** START EXTRACTED DATA **
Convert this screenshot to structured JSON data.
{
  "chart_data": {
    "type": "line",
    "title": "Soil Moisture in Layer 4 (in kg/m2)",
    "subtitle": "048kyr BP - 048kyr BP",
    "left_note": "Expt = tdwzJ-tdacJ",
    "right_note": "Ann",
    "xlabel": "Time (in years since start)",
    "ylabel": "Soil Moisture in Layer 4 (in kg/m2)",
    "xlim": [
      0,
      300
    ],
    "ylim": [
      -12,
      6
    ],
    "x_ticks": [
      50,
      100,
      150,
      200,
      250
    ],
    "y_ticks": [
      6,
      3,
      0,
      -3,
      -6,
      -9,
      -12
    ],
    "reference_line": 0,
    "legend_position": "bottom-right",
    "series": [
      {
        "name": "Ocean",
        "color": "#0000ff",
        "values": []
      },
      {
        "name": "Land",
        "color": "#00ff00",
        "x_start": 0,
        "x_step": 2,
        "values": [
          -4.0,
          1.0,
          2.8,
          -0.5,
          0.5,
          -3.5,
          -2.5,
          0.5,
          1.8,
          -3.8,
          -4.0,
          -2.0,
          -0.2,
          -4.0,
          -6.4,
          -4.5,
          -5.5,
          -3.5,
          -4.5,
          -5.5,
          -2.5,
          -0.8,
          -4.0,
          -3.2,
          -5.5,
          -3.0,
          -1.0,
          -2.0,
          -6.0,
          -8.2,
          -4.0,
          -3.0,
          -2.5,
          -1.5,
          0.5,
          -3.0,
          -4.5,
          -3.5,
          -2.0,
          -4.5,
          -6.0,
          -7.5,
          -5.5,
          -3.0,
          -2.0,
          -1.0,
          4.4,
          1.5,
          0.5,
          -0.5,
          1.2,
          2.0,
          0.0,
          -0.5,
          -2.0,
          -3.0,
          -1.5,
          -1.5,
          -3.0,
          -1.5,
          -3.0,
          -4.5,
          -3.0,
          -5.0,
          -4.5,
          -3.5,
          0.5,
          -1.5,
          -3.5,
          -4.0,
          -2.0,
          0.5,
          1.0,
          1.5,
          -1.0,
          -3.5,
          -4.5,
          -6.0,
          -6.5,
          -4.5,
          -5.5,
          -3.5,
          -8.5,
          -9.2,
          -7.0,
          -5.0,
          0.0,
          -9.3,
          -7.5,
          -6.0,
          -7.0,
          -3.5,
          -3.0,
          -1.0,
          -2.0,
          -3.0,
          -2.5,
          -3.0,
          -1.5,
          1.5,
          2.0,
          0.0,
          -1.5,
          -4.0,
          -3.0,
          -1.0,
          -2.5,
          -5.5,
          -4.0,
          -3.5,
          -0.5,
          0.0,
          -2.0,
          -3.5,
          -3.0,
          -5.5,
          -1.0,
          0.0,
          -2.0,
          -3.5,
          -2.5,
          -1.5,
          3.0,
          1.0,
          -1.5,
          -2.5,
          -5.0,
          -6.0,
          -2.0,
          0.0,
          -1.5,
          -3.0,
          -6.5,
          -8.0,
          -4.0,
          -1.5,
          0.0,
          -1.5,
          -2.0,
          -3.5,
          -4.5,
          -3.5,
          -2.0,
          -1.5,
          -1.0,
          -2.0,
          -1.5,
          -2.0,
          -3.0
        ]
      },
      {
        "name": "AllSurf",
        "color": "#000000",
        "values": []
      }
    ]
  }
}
** END EXTRACTED DATA **
◆ **WHAT IS EXPECTED**
Identify which lines contain the word "Layer" and copy each one.

◆ **THE ANSWER**
    "title": "Soil Moisture in Layer 4 (in kg/m2)",
    "ylabel": "Soil Moisture in Layer 4 (in kg/m2)",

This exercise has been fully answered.